**What you have to do**
Go through the listing beneath this task and return every line that carries the string "yield".

======== Material provided ========

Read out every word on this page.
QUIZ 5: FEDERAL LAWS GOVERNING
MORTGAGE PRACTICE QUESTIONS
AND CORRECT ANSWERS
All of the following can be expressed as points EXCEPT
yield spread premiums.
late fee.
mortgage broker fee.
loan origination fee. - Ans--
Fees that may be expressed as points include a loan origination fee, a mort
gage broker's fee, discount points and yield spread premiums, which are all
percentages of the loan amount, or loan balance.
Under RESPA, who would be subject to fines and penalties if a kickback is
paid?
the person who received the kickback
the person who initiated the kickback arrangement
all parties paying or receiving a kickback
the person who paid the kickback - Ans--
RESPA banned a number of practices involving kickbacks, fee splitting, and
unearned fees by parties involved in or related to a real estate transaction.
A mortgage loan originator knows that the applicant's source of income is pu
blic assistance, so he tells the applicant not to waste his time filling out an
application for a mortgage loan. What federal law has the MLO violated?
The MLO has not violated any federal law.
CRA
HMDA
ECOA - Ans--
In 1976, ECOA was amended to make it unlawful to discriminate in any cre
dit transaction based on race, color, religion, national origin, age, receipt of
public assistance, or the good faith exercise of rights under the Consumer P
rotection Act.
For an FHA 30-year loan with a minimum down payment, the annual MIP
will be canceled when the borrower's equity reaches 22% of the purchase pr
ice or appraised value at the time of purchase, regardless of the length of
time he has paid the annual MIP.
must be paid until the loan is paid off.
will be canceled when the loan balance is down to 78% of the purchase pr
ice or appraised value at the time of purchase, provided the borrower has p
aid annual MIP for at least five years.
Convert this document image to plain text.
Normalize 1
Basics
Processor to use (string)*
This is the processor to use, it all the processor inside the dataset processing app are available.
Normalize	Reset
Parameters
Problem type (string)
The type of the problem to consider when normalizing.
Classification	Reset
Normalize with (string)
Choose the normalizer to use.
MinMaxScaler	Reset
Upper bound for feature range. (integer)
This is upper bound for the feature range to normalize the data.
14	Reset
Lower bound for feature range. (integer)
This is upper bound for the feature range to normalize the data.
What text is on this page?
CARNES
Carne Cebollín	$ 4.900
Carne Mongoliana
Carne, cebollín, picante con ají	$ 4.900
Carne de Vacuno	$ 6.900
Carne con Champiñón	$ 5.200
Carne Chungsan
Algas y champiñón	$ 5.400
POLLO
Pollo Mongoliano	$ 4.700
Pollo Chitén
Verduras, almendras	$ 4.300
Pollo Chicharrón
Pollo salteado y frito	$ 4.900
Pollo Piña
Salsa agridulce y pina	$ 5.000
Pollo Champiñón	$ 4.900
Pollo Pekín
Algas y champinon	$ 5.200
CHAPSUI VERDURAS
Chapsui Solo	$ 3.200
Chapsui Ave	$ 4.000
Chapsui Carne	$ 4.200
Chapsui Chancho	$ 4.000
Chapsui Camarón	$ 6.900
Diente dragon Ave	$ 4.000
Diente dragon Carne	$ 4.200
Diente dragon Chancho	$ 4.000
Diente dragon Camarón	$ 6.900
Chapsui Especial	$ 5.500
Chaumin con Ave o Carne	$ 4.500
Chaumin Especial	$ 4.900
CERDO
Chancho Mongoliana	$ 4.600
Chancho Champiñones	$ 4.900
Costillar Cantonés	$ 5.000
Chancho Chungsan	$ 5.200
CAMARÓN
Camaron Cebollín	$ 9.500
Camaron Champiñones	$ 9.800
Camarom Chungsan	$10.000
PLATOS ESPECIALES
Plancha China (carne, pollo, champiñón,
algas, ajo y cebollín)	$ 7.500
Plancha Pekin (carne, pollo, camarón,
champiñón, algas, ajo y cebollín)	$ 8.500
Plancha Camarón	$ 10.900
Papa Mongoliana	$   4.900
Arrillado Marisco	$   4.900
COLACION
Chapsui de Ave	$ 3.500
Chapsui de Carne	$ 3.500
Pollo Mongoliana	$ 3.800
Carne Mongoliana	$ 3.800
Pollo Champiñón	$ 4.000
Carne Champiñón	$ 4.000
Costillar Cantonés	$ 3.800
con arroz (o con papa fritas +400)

========

**Exercise answer**
yield spread premiums.
gage broker's fee, discount points and yield spread premiums, which are all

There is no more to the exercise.